▶ _What you should do_: How many rows below contain the string "Text"? Reply with the number alone.

▶ _Material provided_:
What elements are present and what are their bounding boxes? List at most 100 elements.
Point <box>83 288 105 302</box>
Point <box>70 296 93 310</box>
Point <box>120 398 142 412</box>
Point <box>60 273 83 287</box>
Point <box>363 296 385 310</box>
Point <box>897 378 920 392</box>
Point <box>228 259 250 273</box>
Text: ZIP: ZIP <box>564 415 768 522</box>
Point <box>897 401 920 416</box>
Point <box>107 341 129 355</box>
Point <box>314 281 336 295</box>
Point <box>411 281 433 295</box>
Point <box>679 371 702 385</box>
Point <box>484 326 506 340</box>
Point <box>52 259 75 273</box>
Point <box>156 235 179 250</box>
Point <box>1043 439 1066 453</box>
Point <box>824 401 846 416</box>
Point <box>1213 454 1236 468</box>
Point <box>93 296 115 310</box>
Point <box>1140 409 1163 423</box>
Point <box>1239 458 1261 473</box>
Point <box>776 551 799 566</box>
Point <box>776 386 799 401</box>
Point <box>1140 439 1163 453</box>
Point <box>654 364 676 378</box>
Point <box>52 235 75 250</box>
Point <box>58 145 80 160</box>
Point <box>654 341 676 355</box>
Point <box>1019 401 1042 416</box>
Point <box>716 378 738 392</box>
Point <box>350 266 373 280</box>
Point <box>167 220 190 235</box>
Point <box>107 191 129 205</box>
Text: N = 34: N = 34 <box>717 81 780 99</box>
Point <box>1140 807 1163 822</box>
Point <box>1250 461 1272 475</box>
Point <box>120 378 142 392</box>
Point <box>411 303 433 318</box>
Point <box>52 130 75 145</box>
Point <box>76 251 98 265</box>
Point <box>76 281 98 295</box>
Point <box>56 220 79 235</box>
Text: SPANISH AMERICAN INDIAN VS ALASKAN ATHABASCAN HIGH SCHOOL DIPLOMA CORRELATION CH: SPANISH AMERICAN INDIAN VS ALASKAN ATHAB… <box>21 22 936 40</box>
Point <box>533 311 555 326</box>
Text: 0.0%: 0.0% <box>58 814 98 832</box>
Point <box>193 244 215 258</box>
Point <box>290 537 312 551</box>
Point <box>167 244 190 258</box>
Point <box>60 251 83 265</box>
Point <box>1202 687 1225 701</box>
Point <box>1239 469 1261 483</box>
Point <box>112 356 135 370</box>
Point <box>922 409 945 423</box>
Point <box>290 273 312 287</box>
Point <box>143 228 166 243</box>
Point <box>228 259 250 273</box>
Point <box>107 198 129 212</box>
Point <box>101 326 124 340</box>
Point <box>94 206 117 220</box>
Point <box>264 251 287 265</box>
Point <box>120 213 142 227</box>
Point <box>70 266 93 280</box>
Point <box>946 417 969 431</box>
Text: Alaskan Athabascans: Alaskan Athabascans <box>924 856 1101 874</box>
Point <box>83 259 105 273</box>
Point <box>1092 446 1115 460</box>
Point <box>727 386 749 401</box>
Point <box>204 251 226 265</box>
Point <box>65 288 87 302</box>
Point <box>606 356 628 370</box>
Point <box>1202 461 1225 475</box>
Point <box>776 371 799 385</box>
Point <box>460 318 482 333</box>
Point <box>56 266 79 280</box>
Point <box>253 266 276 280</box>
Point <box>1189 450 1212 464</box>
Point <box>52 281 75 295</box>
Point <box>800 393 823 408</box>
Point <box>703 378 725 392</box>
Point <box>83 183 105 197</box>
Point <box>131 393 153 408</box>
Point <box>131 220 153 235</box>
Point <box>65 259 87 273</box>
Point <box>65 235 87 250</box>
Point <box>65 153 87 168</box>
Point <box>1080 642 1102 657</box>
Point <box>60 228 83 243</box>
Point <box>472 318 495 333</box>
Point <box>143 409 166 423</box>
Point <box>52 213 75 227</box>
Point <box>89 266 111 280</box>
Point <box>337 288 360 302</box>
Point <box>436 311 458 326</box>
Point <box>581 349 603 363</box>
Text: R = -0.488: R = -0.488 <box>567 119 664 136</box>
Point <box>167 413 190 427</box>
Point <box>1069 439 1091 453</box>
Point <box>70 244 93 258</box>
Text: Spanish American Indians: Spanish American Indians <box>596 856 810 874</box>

▶ _Output for this task_: 7